### Document segment
__________________________________________________
Multivariate Nonlinear Regression

Greetings!

I am trying to perform a multivariate nonlinear regression (2D curve fitting). Let’s assume my data has the following form:

function multimodel(x, p)
    a = x[1]
    t = x[2]
    α = p[1]
    τ = p[2]
    (α .* a) * (τ .* (t.^2)')
end

t = -1.0:0.1:1.0 |> collect
a =  0.0:0.1:1.0 |> collect
p = [0.9,1.1]
x = [a, t]

y = multimodel(x, p) + 0.1 * rand(length(a), length(t))

using PyPlot
mesh(t, a, y)

Which gives the following noisy data:
download-17

I tried fitting using LsqFit:

using LsqFit
fit = curve_fit(multimodel, x, y, [1.0, 1.0])

which results in

MethodError: no method matching isinf(::Array{Float64,1})
__________________________________________________
### Requirement 1
Reproduce the part of the curve-fitting post that opens with the words containing "y = multimodel(x, p)" and closes with "y, [1.0, 1.0])", switching "PyPlot" to "Plots".
### Requirement 2
Proceed with the curve-fitting post, writing on from its final line.
The data that comes next plays no part in the work on the curve-fitting post.

### Supplied data
__________________________________________________
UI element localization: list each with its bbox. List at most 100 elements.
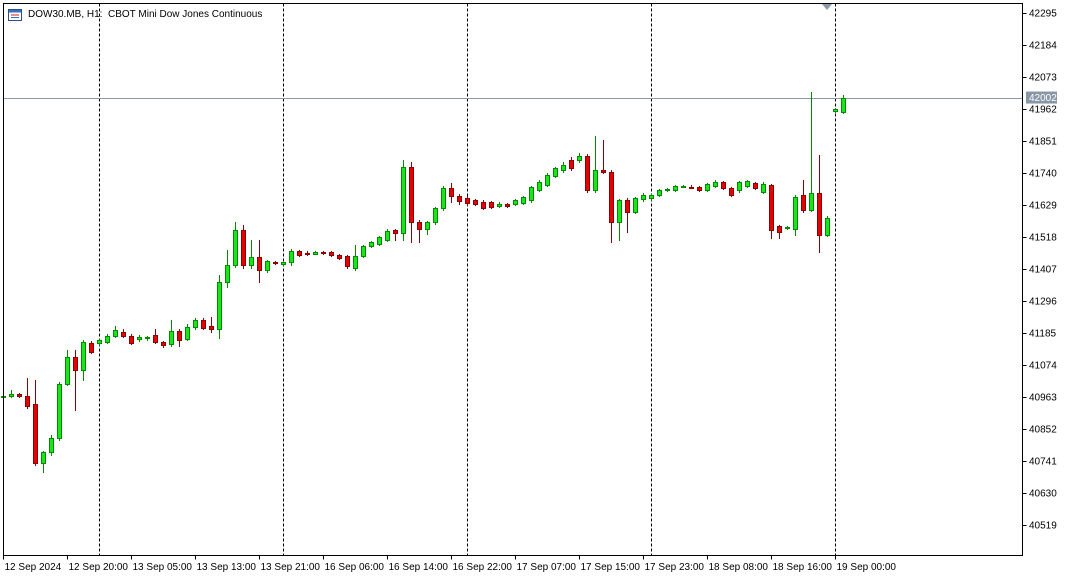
__________________________________________________
### Right answer 1
y = multimodel(x, p) + 0.1 * rand(length(a), length(t))

using Plots
mesh(t, a, y)

Which gives the following noisy data:
download-17

I tried fitting using LsqFit:

using LsqFit
fit = curve_fit(multimodel, x, y, [1.0, 1.0])

### Right answer 2
I have to admit that that’s not how the LsqFit documentation says how their multivariate regression works. In there it states:

There’s nothing inherently different if there are more than one variable entering the problem. We just need to specify the columns appropriately in our model specification:
@. multimodel(x, p) = p[1]*exp(-x[:, 1]*p[2]+x[:, 2]*p[3])

But I don’t quite understand that because the arrays of the two independent variables must have the same length? And I don’t get a 2D array out of that function.

I also tried modelling my problem with JuMP but I didn’t get very far there.

Does anyone have some experience with this kind of curve fitting?

1 Like

I’m not sure what you’re doing exactly.

Do you want to do non-linear least squares, or do you want to interpolate?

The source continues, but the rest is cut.